__STATED EXERCISE__
In the operating agreement that follows, set down the passage that begins at the words "Immediately after" and stops after the words "the Effective Date.", copying it exactly.

__GIVEN PASSAGE__
Exhibit 3.8
OPERATING AGREEMENT
OF
ARIZONA CHARLIE’S,
LLC
This Operating Agreement (the
“Agreement”) of Arizona Charlie’s, LLC, a Nevada
limited liability company (the “Company”), is made,
adopted and entered into at Las Vegas, Nevada, as of May 24,
2004 (the “Effective Date”), by Charlie’s
Holding, LLC, a Delaware limited liability company (the
“Member”), which is the sole member of the Company,
with reference to the recitals set forth below.
R E C I
T A L
S
A.
On the Effective
Date, the Company resulted from the conversion into the Company,
pursuant to NRS (as defined below) Section 92A.l05, of Arizona
Charlie’s, Inc., a Nevada corporation;
B.
Upon the
conversion (the “Conversion”), the Company’s
initial member, as named in the Articles (as defined below), was
Starfire Holding Corporation, a Delaware corporation
(“Starfire”);
C.
Immediately after
the Company’s conversion on the Effective Date, Starfire
transferred its 100% member’s interest in the Company to the
Member pursuant to that certain Membership Interest Purchase
Agreement, dated as of January 5, 2004, by and among Starfire,
Carl C. Icahn and American Casino & Entertainment
Properties LLC, a Delaware limited liability company;
and
D.
As of the
Effective Date, and pursuant to NRS Section 86.286(1), the
Member desires to set forth and adopt this Agreement of the Company
to provide for the conduct of the Company’s business and
affairs on and after the Effective Date.
NOW, THEREFORE, Member hereby agrees
to and adopts the following:
ARTICLE I
DEFINITIONS
Section 1.1
Defined Terms
. The capitalized terms used
in this Agreement shall have the following meanings:
“Act” means
Chapter 86 of the NRS.
“Affiliate” means with
respect to a specified Person, any other Person who or which is
(a) directly or indirectly controlling, controlled by or under
common control with the specified Person, or (b) any member,
stockholder, director, officer, manager, or comparable principal
of, or relative or spouse of, the specified Person. For
purposes of this definition, “control”,
“controlling”, and “controlled” mean the
right to exercise, directly or indirectly, more than fifty percent
of the voting power of the stockholders, members or owners and,
with respect to any individual, partnership, trust or other entity
or association, the possession, directly or indirectly,
of the power to direct or cause the direction of
the management or policies of the controlled entity.

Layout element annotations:
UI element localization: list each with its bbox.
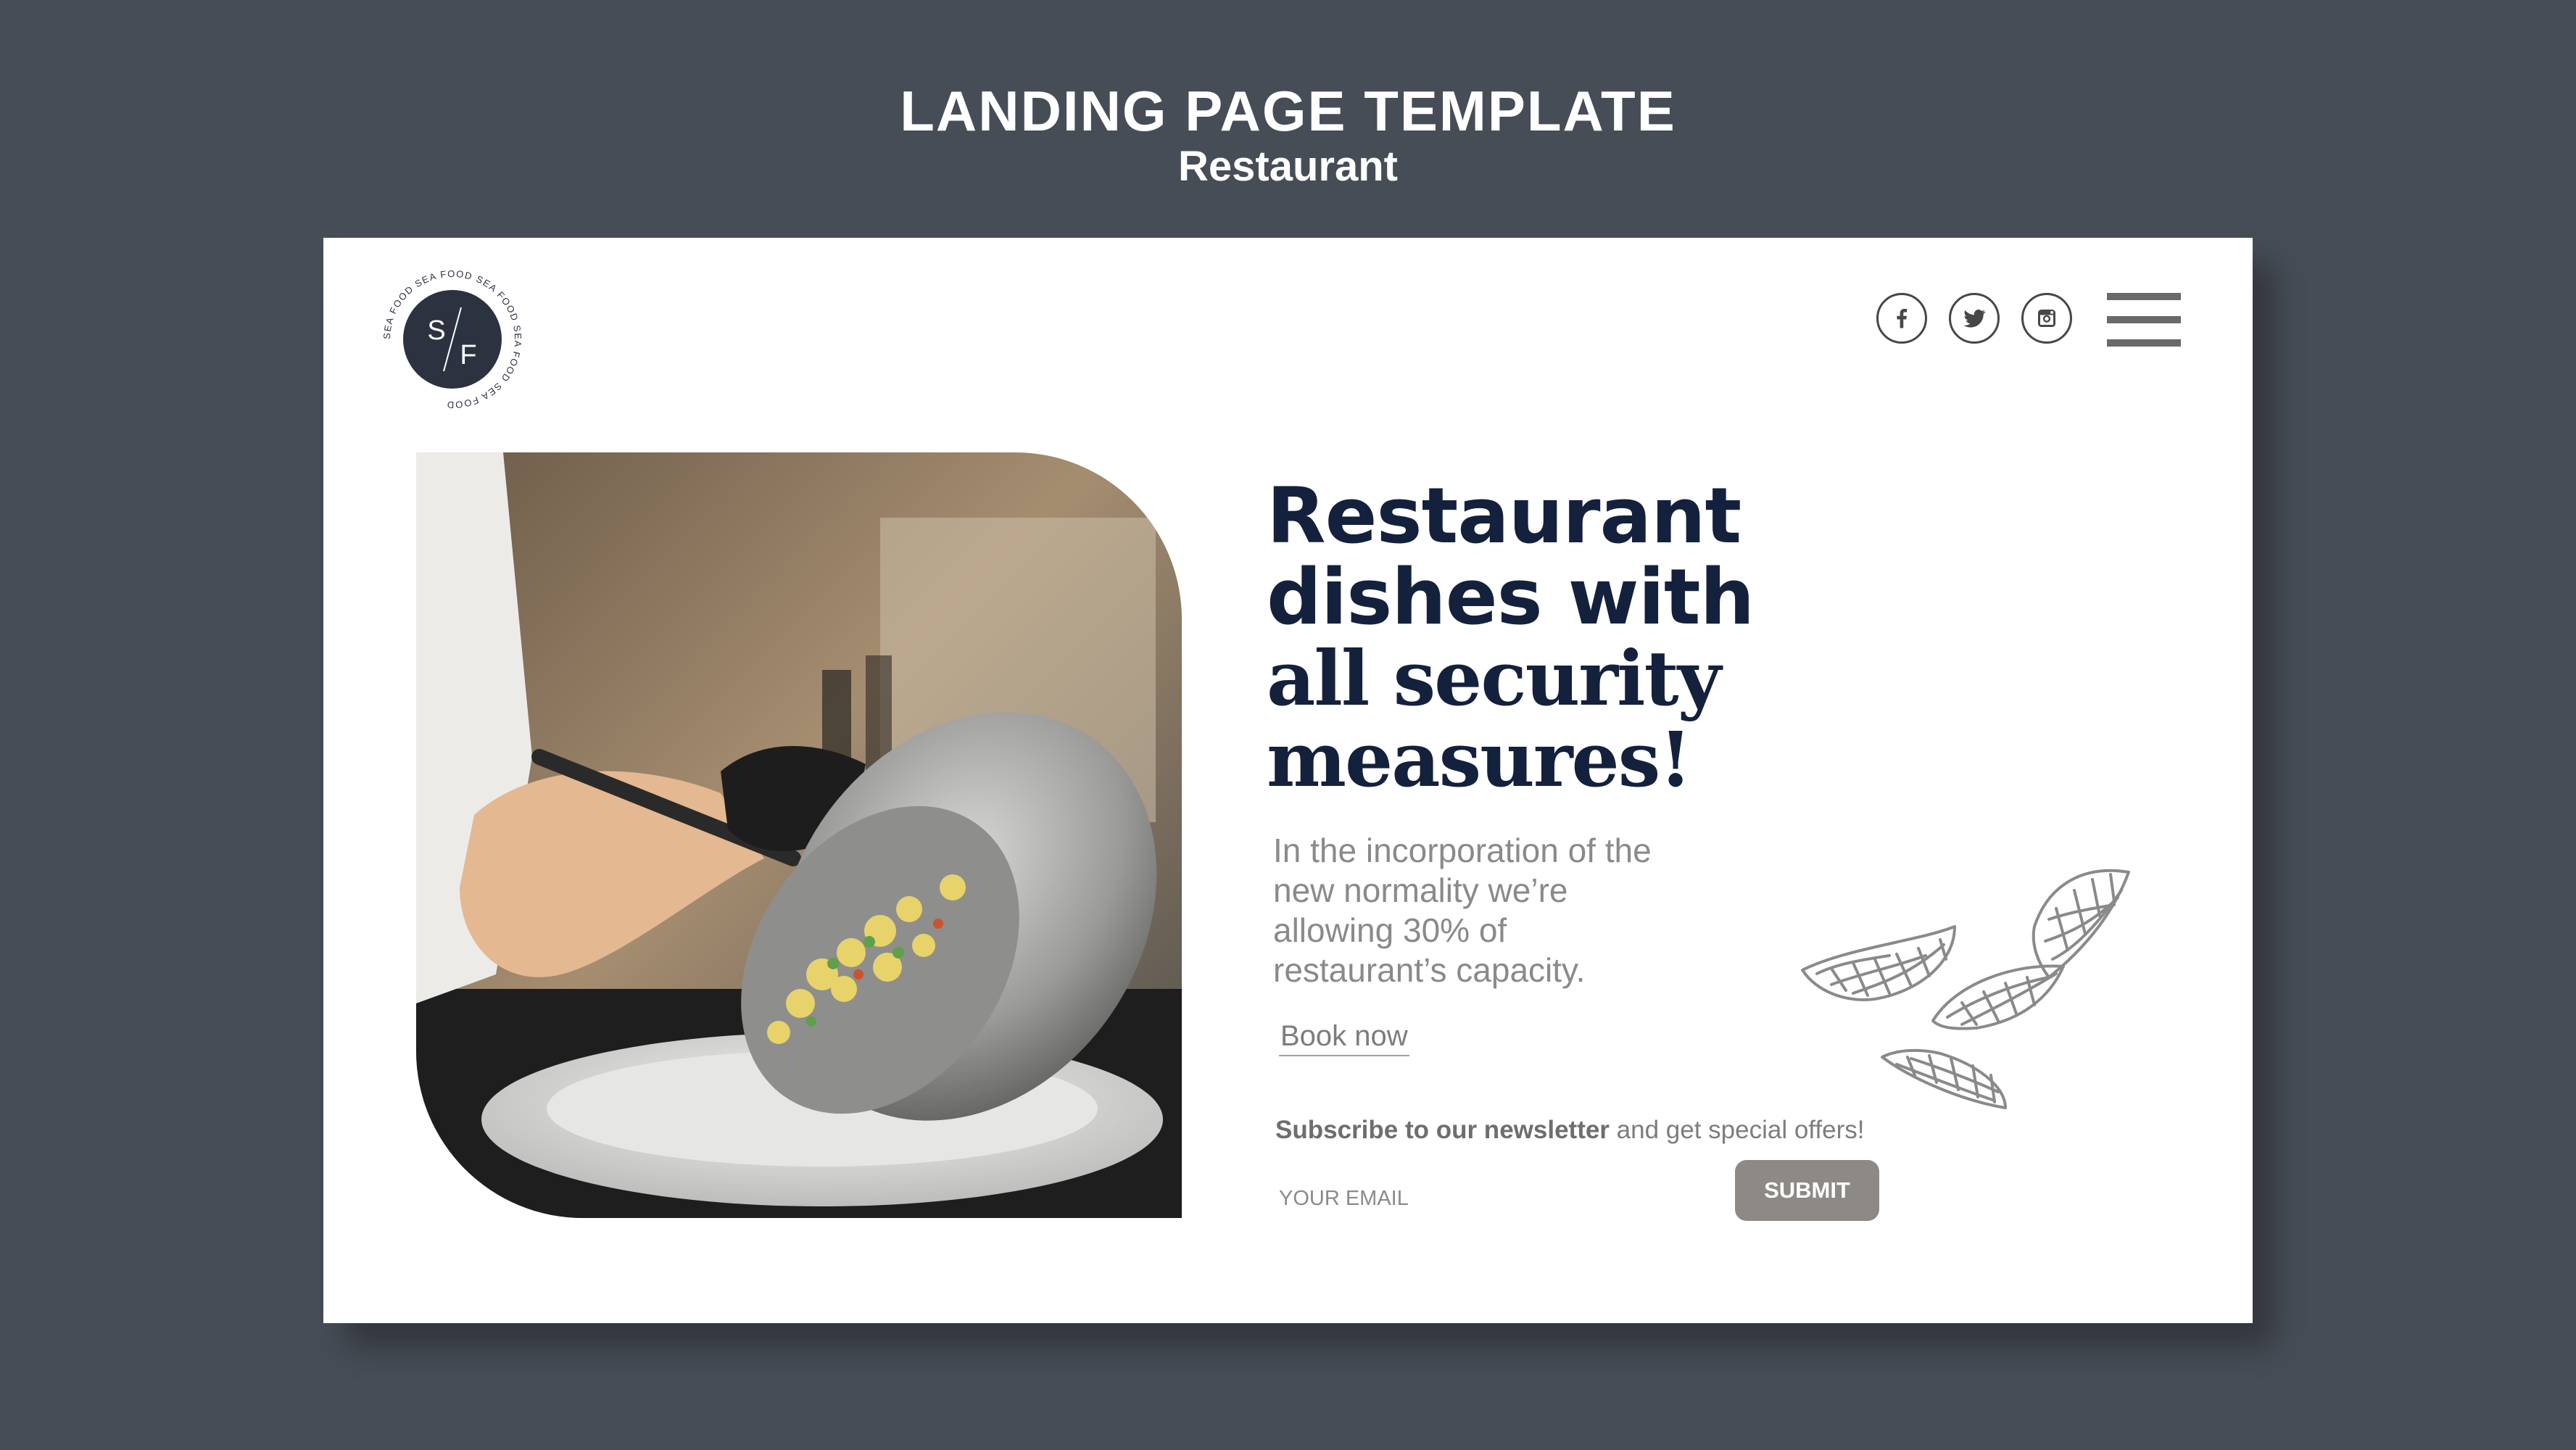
page-header: LANDING PAGE TEMPLATE Restaurant xyxy=(0,78,2576,190)
newsletter-text: Subscribe to our newsletter and get spec… xyxy=(1275,1115,1864,1146)
landing-card: SEA FOOD SEA FOOD SEA FOOD SEA FOOD SEA … xyxy=(323,238,2253,1323)
page-subtitle: Restaurant xyxy=(1178,143,1398,190)
twitter-icon xyxy=(1963,310,1986,328)
social-links xyxy=(1876,293,2072,344)
hamburger-menu-icon[interactable] xyxy=(2107,293,2181,347)
headline-line-3: all security xyxy=(1267,634,1721,723)
submit-button[interactable]: SUBMIT xyxy=(1735,1160,1879,1221)
twitter-button[interactable] xyxy=(1949,293,2000,344)
newsletter-bold-text: Subscribe to our newsletter xyxy=(1275,1116,1610,1144)
email-input[interactable] xyxy=(1279,1177,1714,1220)
facebook-button[interactable] xyxy=(1876,293,1927,344)
facebook-icon xyxy=(1897,308,1908,328)
instagram-icon xyxy=(2038,310,2055,327)
headline-line-2: dishes with xyxy=(1267,552,1755,642)
logo-initial-f: F xyxy=(460,340,476,370)
logo-initial-s: S xyxy=(427,315,445,346)
headline-line-4: measures! xyxy=(1267,715,1692,804)
hero-photo xyxy=(416,452,1182,1218)
logo-badge-icon: SEA FOOD SEA FOOD SEA FOOD SEA FOOD SEA … xyxy=(381,268,523,410)
hero-description: In the incorporation of the new normalit… xyxy=(1273,832,1652,989)
chef-plating-food-image xyxy=(416,452,1182,1218)
headline-line-1: Restaurant xyxy=(1267,471,1742,560)
hero-headline: Restaurant dishes with all security meas… xyxy=(1267,471,1755,804)
sea-food-logo[interactable]: SEA FOOD SEA FOOD SEA FOOD SEA FOOD SEA … xyxy=(380,267,525,412)
instagram-button[interactable] xyxy=(2021,293,2072,344)
page-title: LANDING PAGE TEMPLATE xyxy=(900,79,1676,143)
book-now-link[interactable]: Book now xyxy=(1279,1019,1409,1056)
shell-sketch-icon xyxy=(1801,869,2130,1109)
seafood-shells-illustration xyxy=(1788,840,2158,1130)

__SOLUTION TO THIS EXERCISE__
Immediately after
the Company’s conversion on the Effective Date, Starfire
transferred its 100% member’s interest in the Company to the
Member pursuant to that certain Membership Interest Purchase
Agreement, dated as of January 5, 2004, by and among Starfire,
Carl C. Icahn and American Casino & Entertainment
Properties LLC, a Delaware limited liability company;
and
D.
As of the
Effective Date, and pursuant to NRS Section 86.286(1), the
Member desires to set forth and adopt this Agreement of the Company
to provide for the conduct of the Company’s business and
affairs on and after the Effective Date.